▸ **Directions**
Reproduce the records exactly.

▸ **Supplied entries**
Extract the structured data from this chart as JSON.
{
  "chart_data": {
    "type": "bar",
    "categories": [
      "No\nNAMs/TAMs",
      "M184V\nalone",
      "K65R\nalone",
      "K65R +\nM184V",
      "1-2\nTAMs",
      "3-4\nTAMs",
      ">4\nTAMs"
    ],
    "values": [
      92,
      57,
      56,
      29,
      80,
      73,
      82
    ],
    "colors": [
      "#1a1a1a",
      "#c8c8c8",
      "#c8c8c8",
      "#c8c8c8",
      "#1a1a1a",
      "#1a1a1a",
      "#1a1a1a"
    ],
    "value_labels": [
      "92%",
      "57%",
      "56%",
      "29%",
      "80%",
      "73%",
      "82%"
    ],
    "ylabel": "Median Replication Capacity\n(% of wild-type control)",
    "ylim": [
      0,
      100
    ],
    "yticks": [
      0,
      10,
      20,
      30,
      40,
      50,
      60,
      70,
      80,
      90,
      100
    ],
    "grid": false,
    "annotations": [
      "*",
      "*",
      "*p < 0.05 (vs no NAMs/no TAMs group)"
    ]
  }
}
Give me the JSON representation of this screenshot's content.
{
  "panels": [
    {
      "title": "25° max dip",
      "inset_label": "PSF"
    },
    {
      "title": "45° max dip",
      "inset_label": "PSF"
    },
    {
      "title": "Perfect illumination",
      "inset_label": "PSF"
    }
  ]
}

▸ **Full output**
Extract the structured data from this chart as JSON.
{
  "chart_data": {
    "type": "bar",
    "categories": [
      "No\nNAMs/TAMs",
      "M184V\nalone",
      "K65R\nalone",
      "K65R +\nM184V",
      "1-2\nTAMs",
      "3-4\nTAMs",
      ">4\nTAMs"
    ],
    "values": [
      92,
      57,
      56,
      29,
      80,
      73,
      82
    ],
    "colors": [
      "#1a1a1a",
      "#c8c8c8",
      "#c8c8c8",
      "#c8c8c8",
      "#1a1a1a",
      "#1a1a1a",
      "#1a1a1a"
    ],
    "value_labels": [
      "92%",
      "57%",
      "56%",
      "29%",
      "80%",
      "73%",
      "82%"
    ],
    "ylabel": "Median Replication Capacity\n(% of wild-type control)",
    "ylim": [
      0,
      100
    ],
    "yticks": [
      0,
      10,
      20,
      30,
      40,
      50,
      60,
      70,
      80,
      90,
      100
    ],
    "grid": false,
    "annotations": [
      "*",
      "*",
      "*p < 0.05 (vs no NAMs/no TAMs group)"
    ]
  }
}
Give me the JSON representation of this screenshot's content.
{
  "panels": [
    {
      "title": "25° max dip",
      "inset_label": "PSF"
    },
    {
      "title": "45° max dip",
      "inset_label": "PSF"
    },
    {
      "title": "Perfect illumination",
      "inset_label": "PSF"
    }
  ]
}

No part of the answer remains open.